Five usual suspects: (1) additionalProperties: false — your data has a key the schema didn't declare, often a typo or a new field; (2) type: "integer" vs "number" — JSON Schema treats 1.0 as a number, not an integer; (3) format keywords (email, uri, uuid) reject malformed strings even when they look fine; (4) required at the wrong nesting level — required must appear next to properties, not inside one; (5) the JSON has a string "42" where the schema expects integer 42. The error path will pinpoint which one.
Does this support $ref and remote schema references?
Internal $ref pointers (#/$defs/foo, #/properties/bar) work out of the box. Remote $ref to external URLs is intentionally disabled — fetching external schemas would leak your validation activity to third parties and break the privacy model. To validate against a multi-file schema, inline the referenced definitions into a single document using $defs, or run validation in your own CI with Ajv where remote refs are appropriate.
What does additionalProperties: false do?
additionalProperties: false rejects any key that isn't declared in properties. It's the single most useful keyword for tightening contracts — without it, schemas are open by default and silently accept misspelled or malicious fields. Always set additionalProperties: false on input contracts (request bodies, config files, queue messages). Leave it true (or omit it) only when the schema is a partial description of a larger document.
How do I validate JSON against a schema in Node.js or Python?
Node: install Ajv (npm i ajv ajv-formats), call new Ajv().compile(schema), then validate(data). Python: install jsonschema (pip install jsonschema), call jsonschema.validate(data, schema). For TypeScript, generate types from the schema using json-schema-to-typescript so compile-time and runtime stay in sync. Our JSON Schema validation guide has copy-paste recipes for Node, Python, and browser.

RECORDED DATA →
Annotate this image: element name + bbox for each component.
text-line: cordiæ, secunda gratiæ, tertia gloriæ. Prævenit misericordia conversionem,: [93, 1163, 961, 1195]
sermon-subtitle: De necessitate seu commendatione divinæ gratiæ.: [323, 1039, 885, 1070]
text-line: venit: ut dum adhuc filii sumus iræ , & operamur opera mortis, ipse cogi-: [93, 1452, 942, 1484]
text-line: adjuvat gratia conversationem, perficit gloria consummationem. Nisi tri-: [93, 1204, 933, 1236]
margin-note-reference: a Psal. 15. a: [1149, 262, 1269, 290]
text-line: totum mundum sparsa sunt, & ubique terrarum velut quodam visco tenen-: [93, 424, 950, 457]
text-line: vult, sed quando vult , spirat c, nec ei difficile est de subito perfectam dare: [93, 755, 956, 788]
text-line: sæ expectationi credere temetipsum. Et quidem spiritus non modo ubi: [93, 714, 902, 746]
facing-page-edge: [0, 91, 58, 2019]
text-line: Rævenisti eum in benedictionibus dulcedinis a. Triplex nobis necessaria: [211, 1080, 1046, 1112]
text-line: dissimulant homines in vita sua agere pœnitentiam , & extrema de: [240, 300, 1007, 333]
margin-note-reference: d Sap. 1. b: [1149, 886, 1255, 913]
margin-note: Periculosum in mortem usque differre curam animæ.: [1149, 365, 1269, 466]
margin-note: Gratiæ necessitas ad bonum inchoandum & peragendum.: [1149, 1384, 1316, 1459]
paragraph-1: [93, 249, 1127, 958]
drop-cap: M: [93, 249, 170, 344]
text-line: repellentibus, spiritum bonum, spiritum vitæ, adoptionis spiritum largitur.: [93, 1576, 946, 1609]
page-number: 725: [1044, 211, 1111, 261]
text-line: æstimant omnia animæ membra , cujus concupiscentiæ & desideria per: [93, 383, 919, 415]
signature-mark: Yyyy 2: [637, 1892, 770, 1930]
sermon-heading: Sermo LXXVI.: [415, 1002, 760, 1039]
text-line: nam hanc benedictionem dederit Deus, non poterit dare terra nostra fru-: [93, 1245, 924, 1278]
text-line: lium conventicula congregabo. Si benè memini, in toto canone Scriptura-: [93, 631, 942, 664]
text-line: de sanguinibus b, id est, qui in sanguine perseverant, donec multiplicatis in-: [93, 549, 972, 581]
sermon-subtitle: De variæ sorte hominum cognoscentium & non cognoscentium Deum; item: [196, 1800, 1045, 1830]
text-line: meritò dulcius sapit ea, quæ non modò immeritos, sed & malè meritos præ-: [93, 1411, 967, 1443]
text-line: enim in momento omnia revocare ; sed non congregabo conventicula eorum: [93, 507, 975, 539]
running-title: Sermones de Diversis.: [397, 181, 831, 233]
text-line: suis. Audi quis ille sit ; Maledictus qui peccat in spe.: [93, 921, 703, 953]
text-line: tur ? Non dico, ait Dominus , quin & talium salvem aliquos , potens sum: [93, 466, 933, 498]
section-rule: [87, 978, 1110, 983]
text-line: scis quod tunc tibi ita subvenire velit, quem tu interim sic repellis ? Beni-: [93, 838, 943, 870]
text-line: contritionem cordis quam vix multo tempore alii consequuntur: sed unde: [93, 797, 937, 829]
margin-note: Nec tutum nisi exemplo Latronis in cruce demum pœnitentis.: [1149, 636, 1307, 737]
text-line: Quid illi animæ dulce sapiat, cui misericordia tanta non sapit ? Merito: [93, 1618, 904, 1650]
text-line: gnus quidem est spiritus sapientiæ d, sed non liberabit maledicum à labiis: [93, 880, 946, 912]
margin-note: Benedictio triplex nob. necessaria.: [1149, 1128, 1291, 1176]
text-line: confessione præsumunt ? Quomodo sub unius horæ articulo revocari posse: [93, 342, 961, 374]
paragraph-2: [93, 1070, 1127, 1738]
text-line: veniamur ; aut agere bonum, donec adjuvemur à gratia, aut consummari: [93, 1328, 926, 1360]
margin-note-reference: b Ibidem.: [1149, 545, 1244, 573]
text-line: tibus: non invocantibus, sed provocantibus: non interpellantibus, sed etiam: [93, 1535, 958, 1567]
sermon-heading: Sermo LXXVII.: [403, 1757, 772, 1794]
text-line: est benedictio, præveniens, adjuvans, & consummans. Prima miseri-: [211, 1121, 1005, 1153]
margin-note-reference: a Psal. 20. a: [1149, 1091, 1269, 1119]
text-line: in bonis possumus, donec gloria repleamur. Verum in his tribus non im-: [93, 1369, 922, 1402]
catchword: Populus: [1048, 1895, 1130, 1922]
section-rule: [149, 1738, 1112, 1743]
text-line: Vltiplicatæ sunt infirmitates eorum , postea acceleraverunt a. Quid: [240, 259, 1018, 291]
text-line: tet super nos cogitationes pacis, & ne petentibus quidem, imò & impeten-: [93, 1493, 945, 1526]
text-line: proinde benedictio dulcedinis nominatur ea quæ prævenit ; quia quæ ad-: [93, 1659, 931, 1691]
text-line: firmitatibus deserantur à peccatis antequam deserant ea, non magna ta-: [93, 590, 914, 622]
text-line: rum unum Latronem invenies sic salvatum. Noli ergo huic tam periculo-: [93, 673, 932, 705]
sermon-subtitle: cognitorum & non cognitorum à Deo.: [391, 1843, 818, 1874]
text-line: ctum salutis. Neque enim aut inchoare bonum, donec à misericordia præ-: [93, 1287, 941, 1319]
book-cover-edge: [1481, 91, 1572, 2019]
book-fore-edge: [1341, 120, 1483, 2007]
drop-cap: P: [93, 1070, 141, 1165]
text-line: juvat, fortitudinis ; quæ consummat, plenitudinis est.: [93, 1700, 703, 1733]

REQUIRED ACTIONS →
**a)** From the JSON Schema FAQ, write out the passage starting with "Internal $ref pointers" and going on through "refs are appropriate.".
**b)** Answer these questions using the JSON Schema FAQ:
(i) Which package does it say to install for validation in Python?
(ii) What does it say about remote $ref to external URLs?
(iii) How does JSON Schema treat the value 1.0?

RESULTS FOR THE EXERCISE →
**a)**
Internal $ref pointers (#/$defs/foo, #/properties/bar) work out of the box. Remote $ref to external URLs is intentionally disabled — fetching external schemas would leak your validation activity to third parties and break the privacy model. To validate against a multi-file schema, inline the referenced definitions into a single document using $defs, or run validation in your own CI with Ajv where remote refs are appropriate.

**b)**
(i) jsonschema (pip install jsonschema).
(ii) Remote $ref to external URLs is intentionally disabled.
(iii) As a number, not an integer.